What is needed: Every line that holds the string "name" is to be identified and copied.

Dataset records:
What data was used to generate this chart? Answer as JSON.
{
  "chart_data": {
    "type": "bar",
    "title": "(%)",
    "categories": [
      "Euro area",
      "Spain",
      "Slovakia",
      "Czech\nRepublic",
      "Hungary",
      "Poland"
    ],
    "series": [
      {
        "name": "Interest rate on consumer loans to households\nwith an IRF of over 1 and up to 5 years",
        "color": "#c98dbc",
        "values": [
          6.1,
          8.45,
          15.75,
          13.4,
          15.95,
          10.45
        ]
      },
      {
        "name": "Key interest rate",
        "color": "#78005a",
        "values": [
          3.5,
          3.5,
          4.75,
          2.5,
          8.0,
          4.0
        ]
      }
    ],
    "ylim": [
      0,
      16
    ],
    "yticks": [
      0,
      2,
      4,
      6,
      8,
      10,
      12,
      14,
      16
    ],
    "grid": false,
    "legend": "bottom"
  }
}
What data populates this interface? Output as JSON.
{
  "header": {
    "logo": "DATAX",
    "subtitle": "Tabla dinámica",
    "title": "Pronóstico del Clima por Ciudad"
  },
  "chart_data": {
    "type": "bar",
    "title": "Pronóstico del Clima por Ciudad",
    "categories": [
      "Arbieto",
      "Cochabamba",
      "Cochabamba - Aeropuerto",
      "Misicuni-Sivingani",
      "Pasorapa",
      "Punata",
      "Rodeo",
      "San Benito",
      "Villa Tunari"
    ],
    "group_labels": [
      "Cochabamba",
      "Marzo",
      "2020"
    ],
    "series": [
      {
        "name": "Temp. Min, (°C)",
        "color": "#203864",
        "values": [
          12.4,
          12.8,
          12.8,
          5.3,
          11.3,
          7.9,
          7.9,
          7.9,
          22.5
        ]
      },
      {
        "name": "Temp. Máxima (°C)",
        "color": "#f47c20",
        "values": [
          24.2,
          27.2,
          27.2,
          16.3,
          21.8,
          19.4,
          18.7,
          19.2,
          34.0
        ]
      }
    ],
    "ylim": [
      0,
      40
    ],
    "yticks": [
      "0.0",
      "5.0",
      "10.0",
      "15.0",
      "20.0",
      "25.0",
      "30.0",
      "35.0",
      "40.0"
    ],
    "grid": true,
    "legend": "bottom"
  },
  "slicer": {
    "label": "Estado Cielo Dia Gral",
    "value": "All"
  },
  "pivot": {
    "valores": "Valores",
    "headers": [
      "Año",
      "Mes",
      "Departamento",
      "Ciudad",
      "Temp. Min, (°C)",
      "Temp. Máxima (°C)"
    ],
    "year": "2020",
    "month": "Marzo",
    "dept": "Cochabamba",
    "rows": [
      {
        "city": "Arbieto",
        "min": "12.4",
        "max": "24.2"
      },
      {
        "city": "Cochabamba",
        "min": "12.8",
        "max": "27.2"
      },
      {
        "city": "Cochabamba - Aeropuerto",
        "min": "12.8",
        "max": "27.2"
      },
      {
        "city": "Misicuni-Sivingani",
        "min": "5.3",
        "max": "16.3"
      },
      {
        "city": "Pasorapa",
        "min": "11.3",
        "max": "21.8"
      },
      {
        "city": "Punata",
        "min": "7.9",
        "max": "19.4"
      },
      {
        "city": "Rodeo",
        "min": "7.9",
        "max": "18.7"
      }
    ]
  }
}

Problem solution:
        "name": "Interest rate on consumer loans to households\nwith an IRF of over 1 and up to 5 years",
        "name": "Key interest rate",
        "name": "Temp. Min, (°C)",
        "name": "Temp. Máxima (°C)",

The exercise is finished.